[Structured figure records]
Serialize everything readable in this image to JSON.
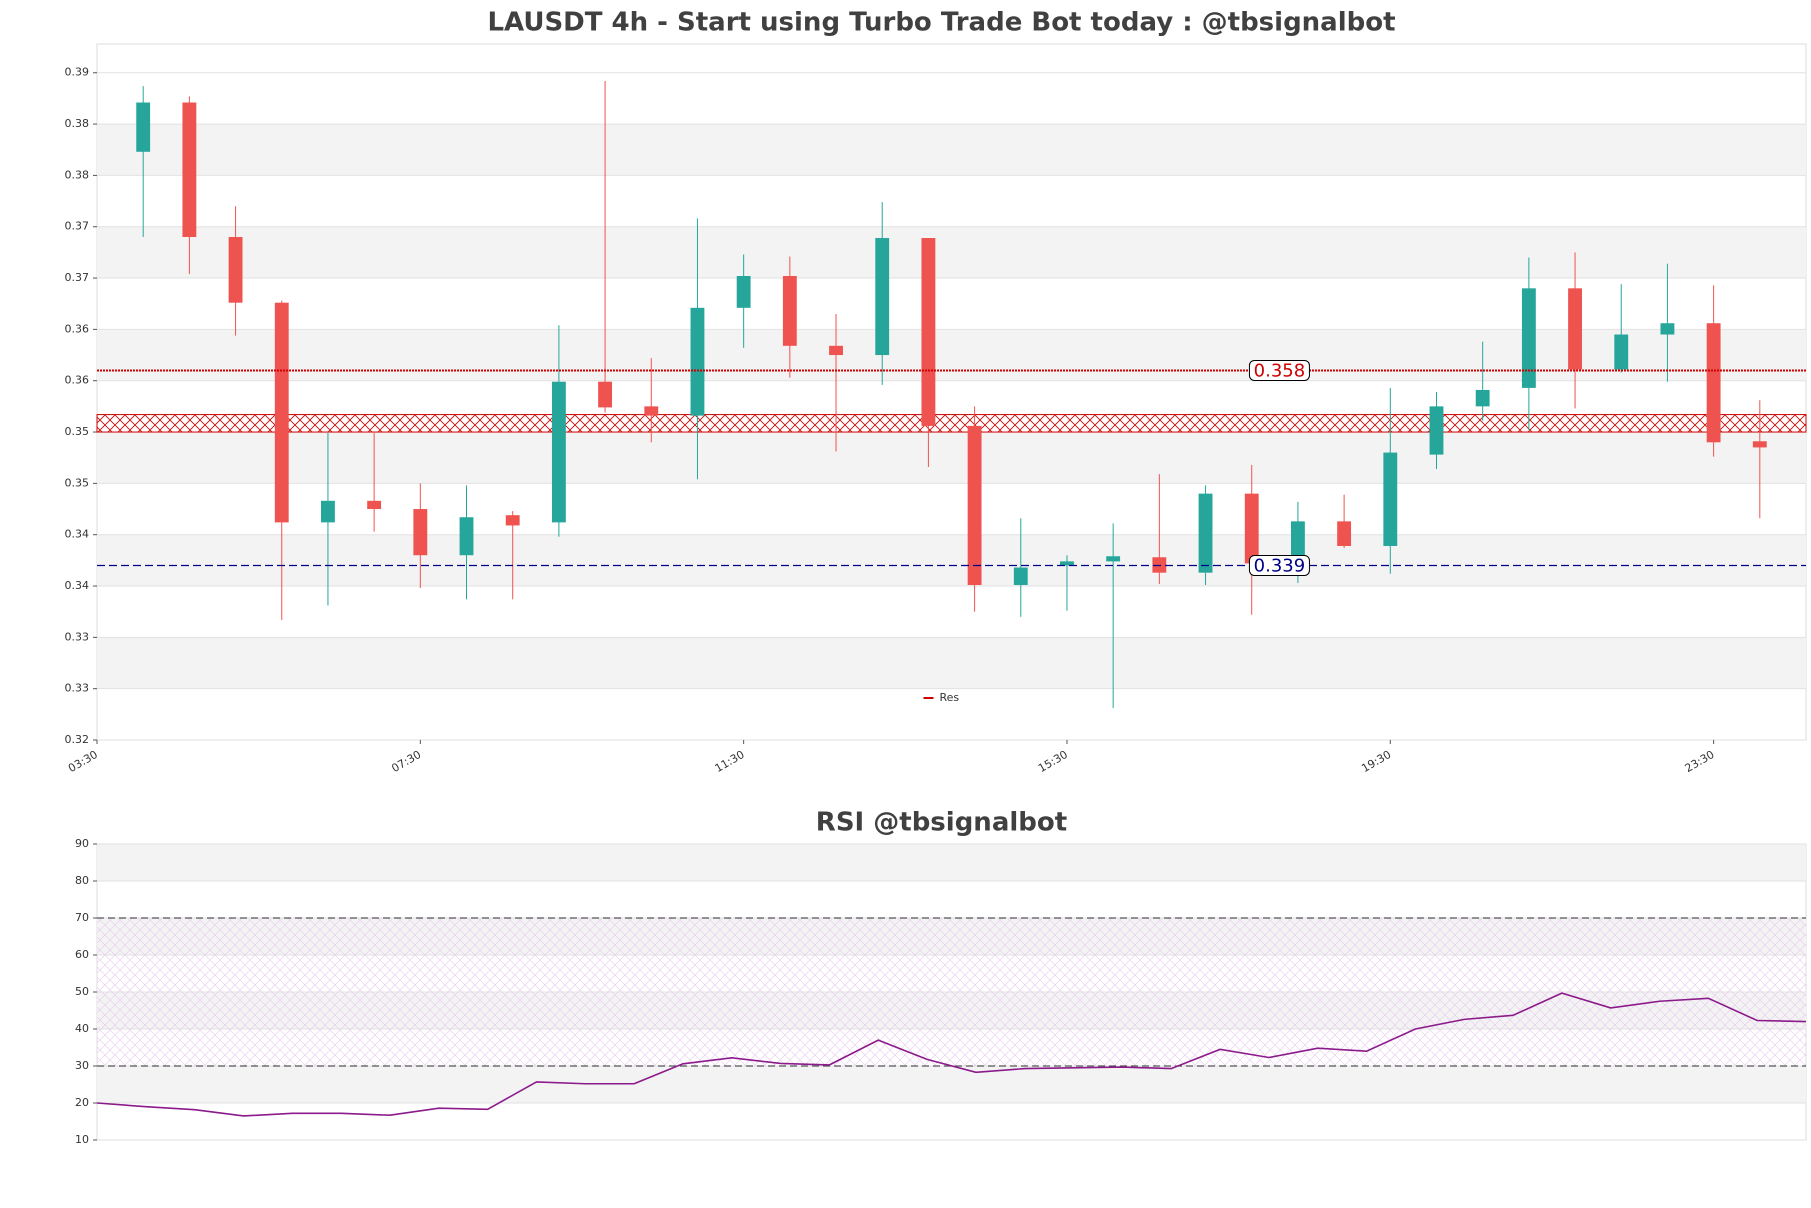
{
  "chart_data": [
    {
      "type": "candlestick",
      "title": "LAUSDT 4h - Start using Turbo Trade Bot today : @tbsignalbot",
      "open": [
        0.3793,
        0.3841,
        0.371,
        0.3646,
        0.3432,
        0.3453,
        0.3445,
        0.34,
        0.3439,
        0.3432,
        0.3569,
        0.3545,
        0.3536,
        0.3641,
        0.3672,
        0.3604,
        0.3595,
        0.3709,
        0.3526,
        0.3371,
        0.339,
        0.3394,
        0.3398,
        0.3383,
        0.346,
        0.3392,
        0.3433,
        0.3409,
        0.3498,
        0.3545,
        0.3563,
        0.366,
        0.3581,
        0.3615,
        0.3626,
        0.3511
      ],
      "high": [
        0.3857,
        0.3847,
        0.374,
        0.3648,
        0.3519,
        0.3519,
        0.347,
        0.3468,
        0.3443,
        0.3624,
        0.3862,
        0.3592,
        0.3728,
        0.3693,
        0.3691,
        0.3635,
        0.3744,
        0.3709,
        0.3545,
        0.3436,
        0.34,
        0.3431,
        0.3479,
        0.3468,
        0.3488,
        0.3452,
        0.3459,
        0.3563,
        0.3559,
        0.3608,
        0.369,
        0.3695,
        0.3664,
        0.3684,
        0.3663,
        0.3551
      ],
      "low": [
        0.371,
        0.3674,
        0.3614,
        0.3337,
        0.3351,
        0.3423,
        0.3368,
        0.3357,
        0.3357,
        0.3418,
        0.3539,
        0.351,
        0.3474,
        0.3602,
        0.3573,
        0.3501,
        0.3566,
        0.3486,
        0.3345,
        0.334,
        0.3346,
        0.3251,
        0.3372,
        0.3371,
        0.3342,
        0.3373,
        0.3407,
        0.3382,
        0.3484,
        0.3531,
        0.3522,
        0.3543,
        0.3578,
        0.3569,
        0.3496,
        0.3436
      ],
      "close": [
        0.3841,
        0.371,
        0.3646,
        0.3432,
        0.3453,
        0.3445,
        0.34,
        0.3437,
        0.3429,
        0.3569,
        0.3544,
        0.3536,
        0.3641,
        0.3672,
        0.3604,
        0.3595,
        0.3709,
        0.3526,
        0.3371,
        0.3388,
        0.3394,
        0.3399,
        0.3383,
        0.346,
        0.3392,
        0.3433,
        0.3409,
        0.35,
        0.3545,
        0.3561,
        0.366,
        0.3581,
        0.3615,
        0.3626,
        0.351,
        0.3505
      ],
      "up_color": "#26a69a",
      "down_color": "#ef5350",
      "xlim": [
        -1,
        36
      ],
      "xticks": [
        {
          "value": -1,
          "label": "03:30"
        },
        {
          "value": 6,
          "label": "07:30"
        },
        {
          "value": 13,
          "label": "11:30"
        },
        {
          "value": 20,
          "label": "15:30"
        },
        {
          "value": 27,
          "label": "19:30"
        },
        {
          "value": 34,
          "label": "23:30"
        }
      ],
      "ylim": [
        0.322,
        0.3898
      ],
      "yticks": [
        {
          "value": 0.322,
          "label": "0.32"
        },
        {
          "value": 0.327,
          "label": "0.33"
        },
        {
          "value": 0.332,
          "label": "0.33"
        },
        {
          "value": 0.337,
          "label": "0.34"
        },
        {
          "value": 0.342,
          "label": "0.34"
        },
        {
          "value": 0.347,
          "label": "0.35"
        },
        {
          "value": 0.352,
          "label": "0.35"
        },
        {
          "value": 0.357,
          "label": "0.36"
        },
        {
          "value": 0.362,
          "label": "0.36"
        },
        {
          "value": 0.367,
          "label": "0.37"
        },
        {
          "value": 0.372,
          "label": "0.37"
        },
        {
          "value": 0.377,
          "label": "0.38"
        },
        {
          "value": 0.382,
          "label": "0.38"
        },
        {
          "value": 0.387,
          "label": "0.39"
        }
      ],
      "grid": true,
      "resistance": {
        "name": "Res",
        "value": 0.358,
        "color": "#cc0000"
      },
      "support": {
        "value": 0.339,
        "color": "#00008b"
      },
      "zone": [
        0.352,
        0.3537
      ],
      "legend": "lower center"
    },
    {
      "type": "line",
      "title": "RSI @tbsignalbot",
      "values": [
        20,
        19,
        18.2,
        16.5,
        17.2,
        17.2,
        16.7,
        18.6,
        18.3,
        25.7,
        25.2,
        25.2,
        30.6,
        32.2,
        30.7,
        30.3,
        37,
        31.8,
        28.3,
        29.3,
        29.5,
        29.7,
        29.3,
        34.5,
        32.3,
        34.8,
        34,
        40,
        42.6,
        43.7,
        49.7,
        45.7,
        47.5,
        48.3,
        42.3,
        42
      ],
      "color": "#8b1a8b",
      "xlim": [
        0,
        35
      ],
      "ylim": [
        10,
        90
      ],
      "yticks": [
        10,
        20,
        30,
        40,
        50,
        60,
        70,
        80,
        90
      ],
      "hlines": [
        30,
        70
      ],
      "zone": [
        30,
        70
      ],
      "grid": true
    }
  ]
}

WRITTEN TASK:
The records above are to be reproduced exactly; the pictures are to be left out.

TASK RESULT:
Serialize everything readable in this image to JSON.
{
  "chart_data": [
    {
      "type": "candlestick",
      "title": "LAUSDT 4h - Start using Turbo Trade Bot today : @tbsignalbot",
      "open": [
        0.3793,
        0.3841,
        0.371,
        0.3646,
        0.3432,
        0.3453,
        0.3445,
        0.34,
        0.3439,
        0.3432,
        0.3569,
        0.3545,
        0.3536,
        0.3641,
        0.3672,
        0.3604,
        0.3595,
        0.3709,
        0.3526,
        0.3371,
        0.339,
        0.3394,
        0.3398,
        0.3383,
        0.346,
        0.3392,
        0.3433,
        0.3409,
        0.3498,
        0.3545,
        0.3563,
        0.366,
        0.3581,
        0.3615,
        0.3626,
        0.3511
      ],
      "high": [
        0.3857,
        0.3847,
        0.374,
        0.3648,
        0.3519,
        0.3519,
        0.347,
        0.3468,
        0.3443,
        0.3624,
        0.3862,
        0.3592,
        0.3728,
        0.3693,
        0.3691,
        0.3635,
        0.3744,
        0.3709,
        0.3545,
        0.3436,
        0.34,
        0.3431,
        0.3479,
        0.3468,
        0.3488,
        0.3452,
        0.3459,
        0.3563,
        0.3559,
        0.3608,
        0.369,
        0.3695,
        0.3664,
        0.3684,
        0.3663,
        0.3551
      ],
      "low": [
        0.371,
        0.3674,
        0.3614,
        0.3337,
        0.3351,
        0.3423,
        0.3368,
        0.3357,
        0.3357,
        0.3418,
        0.3539,
        0.351,
        0.3474,
        0.3602,
        0.3573,
        0.3501,
        0.3566,
        0.3486,
        0.3345,
        0.334,
        0.3346,
        0.3251,
        0.3372,
        0.3371,
        0.3342,
        0.3373,
        0.3407,
        0.3382,
        0.3484,
        0.3531,
        0.3522,
        0.3543,
        0.3578,
        0.3569,
        0.3496,
        0.3436
      ],
      "close": [
        0.3841,
        0.371,
        0.3646,
        0.3432,
        0.3453,
        0.3445,
        0.34,
        0.3437,
        0.3429,
        0.3569,
        0.3544,
        0.3536,
        0.3641,
        0.3672,
        0.3604,
        0.3595,
        0.3709,
        0.3526,
        0.3371,
        0.3388,
        0.3394,
        0.3399,
        0.3383,
        0.346,
        0.3392,
        0.3433,
        0.3409,
        0.35,
        0.3545,
        0.3561,
        0.366,
        0.3581,
        0.3615,
        0.3626,
        0.351,
        0.3505
      ],
      "up_color": "#26a69a",
      "down_color": "#ef5350",
      "xlim": [
        -1,
        36
      ],
      "xticks": [
        {
          "value": -1,
          "label": "03:30"
        },
        {
          "value": 6,
          "label": "07:30"
        },
        {
          "value": 13,
          "label": "11:30"
        },
        {
          "value": 20,
          "label": "15:30"
        },
        {
          "value": 27,
          "label": "19:30"
        },
        {
          "value": 34,
          "label": "23:30"
        }
      ],
      "ylim": [
        0.322,
        0.3898
      ],
      "yticks": [
        {
          "value": 0.322,
          "label": "0.32"
        },
        {
          "value": 0.327,
          "label": "0.33"
        },
        {
          "value": 0.332,
          "label": "0.33"
        },
        {
          "value": 0.337,
          "label": "0.34"
        },
        {
          "value": 0.342,
          "label": "0.34"
        },
        {
          "value": 0.347,
          "label": "0.35"
        },
        {
          "value": 0.352,
          "label": "0.35"
        },
        {
          "value": 0.357,
          "label": "0.36"
        },
        {
          "value": 0.362,
          "label": "0.36"
        },
        {
          "value": 0.367,
          "label": "0.37"
        },
        {
          "value": 0.372,
          "label": "0.37"
        },
        {
          "value": 0.377,
          "label": "0.38"
        },
        {
          "value": 0.382,
          "label": "0.38"
        },
        {
          "value": 0.387,
          "label": "0.39"
        }
      ],
      "grid": true,
      "resistance": {
        "name": "Res",
        "value": 0.358,
        "color": "#cc0000"
      },
      "support": {
        "value": 0.339,
        "color": "#00008b"
      },
      "zone": [
        0.352,
        0.3537
      ],
      "legend": "lower center"
    },
    {
      "type": "line",
      "title": "RSI @tbsignalbot",
      "values": [
        20,
        19,
        18.2,
        16.5,
        17.2,
        17.2,
        16.7,
        18.6,
        18.3,
        25.7,
        25.2,
        25.2,
        30.6,
        32.2,
        30.7,
        30.3,
        37,
        31.8,
        28.3,
        29.3,
        29.5,
        29.7,
        29.3,
        34.5,
        32.3,
        34.8,
        34,
        40,
        42.6,
        43.7,
        49.7,
        45.7,
        47.5,
        48.3,
        42.3,
        42
      ],
      "color": "#8b1a8b",
      "xlim": [
        0,
        35
      ],
      "ylim": [
        10,
        90
      ],
      "yticks": [
        10,
        20,
        30,
        40,
        50,
        60,
        70,
        80,
        90
      ],
      "hlines": [
        30,
        70
      ],
      "zone": [
        30,
        70
      ],
      "grid": true
    }
  ]
}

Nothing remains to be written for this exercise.